TASK INSTRUCTIONS — From the entries below, gather every line containing the string "JSON".

INPUT FOR THIS TASK —
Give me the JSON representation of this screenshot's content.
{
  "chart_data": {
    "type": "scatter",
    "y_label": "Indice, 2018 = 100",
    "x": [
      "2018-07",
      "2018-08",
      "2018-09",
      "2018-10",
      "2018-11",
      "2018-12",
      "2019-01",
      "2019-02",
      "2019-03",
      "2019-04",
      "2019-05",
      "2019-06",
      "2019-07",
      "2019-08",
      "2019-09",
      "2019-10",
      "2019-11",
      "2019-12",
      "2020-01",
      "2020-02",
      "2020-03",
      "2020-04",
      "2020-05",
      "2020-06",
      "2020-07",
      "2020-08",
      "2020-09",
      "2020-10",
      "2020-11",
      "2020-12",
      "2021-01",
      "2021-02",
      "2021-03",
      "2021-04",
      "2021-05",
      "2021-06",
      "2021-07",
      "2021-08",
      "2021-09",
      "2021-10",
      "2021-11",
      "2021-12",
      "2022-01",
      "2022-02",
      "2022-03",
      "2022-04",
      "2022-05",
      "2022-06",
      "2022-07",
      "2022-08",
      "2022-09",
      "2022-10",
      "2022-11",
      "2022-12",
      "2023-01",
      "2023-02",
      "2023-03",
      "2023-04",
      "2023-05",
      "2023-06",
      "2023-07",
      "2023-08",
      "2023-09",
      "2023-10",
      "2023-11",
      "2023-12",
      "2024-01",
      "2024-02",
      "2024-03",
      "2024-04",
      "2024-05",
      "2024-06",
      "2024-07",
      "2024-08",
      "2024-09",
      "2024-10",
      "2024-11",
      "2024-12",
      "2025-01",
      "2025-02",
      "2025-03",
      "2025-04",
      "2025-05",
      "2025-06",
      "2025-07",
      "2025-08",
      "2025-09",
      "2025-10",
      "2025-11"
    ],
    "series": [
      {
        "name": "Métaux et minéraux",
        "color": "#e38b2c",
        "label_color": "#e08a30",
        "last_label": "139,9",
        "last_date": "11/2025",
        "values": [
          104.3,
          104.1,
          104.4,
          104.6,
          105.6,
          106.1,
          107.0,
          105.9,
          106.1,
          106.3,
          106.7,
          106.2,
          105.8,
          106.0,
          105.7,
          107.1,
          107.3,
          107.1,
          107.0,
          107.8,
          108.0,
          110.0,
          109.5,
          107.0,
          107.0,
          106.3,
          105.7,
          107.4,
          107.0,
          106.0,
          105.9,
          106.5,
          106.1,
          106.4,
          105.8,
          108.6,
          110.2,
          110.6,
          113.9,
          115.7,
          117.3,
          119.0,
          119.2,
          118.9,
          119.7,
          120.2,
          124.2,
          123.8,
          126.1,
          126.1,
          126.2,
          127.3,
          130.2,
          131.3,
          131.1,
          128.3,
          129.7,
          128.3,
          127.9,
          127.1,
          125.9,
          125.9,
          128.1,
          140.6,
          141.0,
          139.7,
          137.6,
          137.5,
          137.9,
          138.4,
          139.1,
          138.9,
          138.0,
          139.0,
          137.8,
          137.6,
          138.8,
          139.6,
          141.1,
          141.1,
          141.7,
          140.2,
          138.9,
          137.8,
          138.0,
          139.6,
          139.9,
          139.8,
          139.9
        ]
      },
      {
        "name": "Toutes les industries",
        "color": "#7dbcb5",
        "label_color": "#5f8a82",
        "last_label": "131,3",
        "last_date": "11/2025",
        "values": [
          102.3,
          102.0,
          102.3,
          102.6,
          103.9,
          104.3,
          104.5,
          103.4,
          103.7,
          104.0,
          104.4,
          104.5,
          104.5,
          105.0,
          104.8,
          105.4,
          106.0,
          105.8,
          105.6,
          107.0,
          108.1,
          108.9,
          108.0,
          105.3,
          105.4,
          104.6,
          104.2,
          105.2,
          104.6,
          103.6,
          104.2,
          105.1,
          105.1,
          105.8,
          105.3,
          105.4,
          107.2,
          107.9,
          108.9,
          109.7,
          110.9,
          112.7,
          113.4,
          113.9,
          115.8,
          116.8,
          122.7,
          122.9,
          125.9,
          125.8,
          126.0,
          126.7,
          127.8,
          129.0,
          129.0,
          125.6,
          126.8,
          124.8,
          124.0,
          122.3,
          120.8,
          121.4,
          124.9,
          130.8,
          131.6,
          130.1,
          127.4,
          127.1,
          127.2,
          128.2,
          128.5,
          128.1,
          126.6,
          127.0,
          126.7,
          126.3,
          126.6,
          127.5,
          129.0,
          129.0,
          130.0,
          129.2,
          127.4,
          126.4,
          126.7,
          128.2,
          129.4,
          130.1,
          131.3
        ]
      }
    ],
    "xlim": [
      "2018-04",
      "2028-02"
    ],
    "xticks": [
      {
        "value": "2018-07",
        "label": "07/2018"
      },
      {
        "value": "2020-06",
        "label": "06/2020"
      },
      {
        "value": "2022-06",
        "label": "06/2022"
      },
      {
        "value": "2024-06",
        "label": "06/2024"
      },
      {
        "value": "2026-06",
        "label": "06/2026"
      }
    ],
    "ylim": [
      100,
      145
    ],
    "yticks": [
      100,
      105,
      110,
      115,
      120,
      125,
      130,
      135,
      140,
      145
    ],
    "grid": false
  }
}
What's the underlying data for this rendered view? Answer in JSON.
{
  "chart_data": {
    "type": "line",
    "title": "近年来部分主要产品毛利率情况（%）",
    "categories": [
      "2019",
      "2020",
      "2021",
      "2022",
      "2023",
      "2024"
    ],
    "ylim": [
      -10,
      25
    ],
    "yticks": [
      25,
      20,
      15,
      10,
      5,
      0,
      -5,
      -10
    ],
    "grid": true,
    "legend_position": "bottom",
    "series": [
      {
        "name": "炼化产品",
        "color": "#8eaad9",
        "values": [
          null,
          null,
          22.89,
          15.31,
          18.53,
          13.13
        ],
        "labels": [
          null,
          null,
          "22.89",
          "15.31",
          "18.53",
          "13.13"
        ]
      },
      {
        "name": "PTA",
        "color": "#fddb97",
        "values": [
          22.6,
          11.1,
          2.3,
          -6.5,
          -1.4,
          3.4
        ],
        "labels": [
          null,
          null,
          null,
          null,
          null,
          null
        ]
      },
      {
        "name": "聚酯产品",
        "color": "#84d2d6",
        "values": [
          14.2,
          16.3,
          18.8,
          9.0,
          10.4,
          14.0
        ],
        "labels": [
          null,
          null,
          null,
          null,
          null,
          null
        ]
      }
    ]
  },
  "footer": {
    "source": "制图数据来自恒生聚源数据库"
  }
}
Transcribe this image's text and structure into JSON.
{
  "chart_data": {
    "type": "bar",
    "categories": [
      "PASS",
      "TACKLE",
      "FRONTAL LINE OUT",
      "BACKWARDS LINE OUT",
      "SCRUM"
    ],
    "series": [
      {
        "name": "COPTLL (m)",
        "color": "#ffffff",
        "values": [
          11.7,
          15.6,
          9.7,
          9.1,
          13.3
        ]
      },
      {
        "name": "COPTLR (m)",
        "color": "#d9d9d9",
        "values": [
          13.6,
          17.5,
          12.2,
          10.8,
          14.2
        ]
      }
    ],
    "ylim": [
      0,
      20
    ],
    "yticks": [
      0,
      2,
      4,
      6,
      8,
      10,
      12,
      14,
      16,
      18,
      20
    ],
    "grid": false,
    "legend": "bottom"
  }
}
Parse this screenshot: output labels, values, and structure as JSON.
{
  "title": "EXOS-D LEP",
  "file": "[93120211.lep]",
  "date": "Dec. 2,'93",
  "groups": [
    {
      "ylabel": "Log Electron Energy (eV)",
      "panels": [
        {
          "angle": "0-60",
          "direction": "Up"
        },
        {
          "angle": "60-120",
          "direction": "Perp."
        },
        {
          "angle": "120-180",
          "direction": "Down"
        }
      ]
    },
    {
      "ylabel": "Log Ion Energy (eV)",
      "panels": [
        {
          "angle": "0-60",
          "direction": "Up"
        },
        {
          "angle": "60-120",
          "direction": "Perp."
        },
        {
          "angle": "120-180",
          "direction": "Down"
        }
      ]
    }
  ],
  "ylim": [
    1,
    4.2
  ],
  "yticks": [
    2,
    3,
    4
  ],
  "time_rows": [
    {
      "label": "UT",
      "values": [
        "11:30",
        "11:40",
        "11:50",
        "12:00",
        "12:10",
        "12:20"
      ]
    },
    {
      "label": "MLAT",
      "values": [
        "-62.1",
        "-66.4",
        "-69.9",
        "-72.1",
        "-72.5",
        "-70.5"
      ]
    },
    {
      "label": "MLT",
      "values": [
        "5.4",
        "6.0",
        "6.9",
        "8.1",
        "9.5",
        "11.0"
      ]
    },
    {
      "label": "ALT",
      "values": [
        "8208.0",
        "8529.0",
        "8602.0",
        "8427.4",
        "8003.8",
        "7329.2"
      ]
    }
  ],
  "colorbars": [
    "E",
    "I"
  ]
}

ANSWER TO THE PROBLEM —
Give me the JSON representation of this screenshot's content.
What's the underlying data for this rendered view? Answer in JSON.
Transcribe this image's text and structure into JSON.
Parse this screenshot: output labels, values, and structure as JSON.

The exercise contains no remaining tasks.